⟨

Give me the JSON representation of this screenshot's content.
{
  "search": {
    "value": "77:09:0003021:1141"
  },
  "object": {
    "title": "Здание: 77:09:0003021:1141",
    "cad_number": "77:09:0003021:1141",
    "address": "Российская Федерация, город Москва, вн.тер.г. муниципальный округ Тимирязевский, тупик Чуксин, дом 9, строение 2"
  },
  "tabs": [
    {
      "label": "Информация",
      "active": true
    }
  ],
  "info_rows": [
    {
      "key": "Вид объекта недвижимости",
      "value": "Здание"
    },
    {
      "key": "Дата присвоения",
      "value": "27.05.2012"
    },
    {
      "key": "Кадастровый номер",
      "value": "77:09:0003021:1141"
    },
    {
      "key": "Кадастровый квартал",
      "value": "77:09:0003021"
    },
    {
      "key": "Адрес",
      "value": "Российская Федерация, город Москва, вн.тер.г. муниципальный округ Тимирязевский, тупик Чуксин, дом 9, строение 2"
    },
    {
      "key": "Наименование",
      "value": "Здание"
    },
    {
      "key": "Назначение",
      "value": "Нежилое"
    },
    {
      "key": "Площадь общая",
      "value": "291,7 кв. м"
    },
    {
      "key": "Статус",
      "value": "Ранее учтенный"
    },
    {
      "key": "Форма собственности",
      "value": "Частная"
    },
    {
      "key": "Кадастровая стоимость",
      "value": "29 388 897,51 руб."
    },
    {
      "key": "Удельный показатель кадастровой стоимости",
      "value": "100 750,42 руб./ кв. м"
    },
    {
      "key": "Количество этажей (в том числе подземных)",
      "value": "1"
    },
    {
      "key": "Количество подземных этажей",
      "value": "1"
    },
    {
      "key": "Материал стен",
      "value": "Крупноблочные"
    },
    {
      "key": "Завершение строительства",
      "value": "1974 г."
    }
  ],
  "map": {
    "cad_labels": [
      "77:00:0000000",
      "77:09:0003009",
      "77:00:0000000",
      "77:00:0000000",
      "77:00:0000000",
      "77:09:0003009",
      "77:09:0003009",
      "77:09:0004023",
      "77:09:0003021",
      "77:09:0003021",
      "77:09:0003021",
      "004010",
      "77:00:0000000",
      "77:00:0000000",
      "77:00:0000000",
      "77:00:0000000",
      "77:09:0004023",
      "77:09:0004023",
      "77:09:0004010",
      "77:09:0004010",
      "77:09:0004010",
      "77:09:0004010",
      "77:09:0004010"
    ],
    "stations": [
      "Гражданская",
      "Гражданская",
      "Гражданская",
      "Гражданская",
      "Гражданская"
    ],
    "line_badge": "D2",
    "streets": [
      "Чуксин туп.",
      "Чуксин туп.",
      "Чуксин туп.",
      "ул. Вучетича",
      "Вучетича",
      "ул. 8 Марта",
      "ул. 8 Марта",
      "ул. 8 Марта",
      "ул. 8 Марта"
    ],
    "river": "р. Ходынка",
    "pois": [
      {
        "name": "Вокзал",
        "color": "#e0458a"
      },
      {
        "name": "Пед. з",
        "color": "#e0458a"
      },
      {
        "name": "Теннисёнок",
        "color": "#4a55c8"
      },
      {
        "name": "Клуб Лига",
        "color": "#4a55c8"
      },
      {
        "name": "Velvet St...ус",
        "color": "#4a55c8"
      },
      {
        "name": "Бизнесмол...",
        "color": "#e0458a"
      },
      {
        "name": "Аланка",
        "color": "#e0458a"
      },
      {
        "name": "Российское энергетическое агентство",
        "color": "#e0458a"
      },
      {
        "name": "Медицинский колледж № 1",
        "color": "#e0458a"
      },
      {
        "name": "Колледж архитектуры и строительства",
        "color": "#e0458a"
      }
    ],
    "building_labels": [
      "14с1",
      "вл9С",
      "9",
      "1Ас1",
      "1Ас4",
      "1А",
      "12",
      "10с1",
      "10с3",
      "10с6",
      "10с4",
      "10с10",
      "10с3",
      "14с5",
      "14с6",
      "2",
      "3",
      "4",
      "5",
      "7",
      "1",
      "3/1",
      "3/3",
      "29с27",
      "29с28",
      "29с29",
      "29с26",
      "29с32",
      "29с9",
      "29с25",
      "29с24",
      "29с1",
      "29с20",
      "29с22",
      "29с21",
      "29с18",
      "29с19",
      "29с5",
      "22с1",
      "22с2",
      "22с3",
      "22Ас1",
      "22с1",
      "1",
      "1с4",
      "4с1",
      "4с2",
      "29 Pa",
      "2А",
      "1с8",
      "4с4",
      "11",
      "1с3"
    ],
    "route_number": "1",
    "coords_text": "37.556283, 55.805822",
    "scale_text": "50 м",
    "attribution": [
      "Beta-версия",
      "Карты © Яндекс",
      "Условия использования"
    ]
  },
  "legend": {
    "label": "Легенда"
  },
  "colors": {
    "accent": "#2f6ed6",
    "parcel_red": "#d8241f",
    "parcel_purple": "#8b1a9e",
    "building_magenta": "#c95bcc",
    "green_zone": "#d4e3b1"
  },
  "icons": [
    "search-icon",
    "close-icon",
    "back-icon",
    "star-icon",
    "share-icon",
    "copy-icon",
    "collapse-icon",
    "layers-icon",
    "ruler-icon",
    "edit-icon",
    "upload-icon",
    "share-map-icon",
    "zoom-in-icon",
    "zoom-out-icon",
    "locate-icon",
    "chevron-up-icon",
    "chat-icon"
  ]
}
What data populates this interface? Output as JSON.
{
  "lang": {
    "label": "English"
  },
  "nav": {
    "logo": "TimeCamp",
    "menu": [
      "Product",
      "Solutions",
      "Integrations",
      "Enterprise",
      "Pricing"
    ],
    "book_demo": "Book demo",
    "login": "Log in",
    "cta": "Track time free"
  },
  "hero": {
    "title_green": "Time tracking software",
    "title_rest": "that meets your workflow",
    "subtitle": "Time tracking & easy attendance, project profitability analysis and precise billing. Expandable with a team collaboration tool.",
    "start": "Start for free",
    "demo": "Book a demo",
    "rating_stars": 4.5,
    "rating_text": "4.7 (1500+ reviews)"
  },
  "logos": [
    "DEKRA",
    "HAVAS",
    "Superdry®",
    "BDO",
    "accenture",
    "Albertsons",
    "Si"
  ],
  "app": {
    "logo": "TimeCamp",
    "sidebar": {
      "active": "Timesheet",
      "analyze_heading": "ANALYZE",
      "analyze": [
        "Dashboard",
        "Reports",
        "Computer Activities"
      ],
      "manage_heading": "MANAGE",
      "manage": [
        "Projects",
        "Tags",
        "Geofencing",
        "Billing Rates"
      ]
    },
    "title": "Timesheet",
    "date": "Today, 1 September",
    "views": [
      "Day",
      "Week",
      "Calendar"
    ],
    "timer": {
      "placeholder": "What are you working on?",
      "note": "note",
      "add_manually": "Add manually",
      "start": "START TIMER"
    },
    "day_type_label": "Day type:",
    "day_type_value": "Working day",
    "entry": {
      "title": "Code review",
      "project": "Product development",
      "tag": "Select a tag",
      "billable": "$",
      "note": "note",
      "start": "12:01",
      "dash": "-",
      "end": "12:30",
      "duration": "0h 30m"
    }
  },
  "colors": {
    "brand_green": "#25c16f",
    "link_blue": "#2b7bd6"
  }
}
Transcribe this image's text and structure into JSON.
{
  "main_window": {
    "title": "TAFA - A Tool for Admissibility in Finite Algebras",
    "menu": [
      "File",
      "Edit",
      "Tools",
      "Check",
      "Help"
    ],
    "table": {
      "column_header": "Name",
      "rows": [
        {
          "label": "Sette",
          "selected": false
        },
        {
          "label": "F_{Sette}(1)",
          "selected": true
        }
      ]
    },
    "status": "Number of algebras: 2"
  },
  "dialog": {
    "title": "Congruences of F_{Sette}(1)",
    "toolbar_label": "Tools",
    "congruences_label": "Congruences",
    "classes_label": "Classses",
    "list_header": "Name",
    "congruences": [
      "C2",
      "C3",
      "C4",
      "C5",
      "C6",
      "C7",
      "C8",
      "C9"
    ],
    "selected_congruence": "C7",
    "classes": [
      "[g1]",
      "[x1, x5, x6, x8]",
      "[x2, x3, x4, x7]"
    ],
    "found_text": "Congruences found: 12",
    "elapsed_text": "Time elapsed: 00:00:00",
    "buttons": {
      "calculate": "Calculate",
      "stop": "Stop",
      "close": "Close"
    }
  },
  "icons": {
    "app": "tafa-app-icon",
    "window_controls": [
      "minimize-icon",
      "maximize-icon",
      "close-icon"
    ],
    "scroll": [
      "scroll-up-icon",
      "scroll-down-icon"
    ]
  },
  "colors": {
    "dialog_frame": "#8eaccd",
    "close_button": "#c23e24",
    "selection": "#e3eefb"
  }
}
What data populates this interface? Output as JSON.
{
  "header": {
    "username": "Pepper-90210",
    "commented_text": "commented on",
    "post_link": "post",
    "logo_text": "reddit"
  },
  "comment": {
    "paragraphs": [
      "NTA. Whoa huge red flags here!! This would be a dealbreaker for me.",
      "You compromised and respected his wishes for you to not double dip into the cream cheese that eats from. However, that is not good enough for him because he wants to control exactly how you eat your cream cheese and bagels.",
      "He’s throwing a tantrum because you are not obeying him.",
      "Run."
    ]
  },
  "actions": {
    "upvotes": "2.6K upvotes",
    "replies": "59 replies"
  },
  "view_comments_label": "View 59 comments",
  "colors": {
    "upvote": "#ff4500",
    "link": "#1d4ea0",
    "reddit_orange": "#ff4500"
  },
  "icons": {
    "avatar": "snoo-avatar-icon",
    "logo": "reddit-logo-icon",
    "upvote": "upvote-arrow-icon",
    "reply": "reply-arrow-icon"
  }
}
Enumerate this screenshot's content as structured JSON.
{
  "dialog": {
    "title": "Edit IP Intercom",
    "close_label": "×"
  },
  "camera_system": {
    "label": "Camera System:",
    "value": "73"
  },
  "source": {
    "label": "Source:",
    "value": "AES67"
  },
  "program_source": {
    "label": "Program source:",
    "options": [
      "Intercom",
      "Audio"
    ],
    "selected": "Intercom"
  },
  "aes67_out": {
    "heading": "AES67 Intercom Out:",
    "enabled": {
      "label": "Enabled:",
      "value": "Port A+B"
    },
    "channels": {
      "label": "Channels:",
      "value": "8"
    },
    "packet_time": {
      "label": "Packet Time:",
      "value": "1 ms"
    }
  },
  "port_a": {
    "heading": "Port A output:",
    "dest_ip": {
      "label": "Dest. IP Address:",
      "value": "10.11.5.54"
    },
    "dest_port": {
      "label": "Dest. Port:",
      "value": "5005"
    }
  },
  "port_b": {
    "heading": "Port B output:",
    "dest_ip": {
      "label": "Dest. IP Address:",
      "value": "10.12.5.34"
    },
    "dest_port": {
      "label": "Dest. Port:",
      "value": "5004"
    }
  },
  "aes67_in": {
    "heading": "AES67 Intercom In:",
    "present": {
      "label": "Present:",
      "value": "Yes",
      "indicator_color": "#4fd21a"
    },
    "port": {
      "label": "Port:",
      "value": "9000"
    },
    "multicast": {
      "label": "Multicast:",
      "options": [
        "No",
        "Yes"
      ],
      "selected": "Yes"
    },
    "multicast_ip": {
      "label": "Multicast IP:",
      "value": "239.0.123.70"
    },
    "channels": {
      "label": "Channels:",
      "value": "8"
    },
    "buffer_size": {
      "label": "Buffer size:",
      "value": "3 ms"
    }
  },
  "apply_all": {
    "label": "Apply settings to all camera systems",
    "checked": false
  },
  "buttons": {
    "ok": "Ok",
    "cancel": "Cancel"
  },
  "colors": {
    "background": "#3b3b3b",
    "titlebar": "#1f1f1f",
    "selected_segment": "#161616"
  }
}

⟩

Instructions to follow:
Identify every line above with the string "Москва" in it. Copy those lines.

Reply:
    "address": "Российская Федерация, город Москва, вн.тер.г. муниципальный округ Тимирязевский, тупик Чуксин, дом 9, строение 2"
      "value": "Российская Федерация, город Москва, вн.тер.г. муниципальный округ Тимирязевский, тупик Чуксин, дом 9, строение 2"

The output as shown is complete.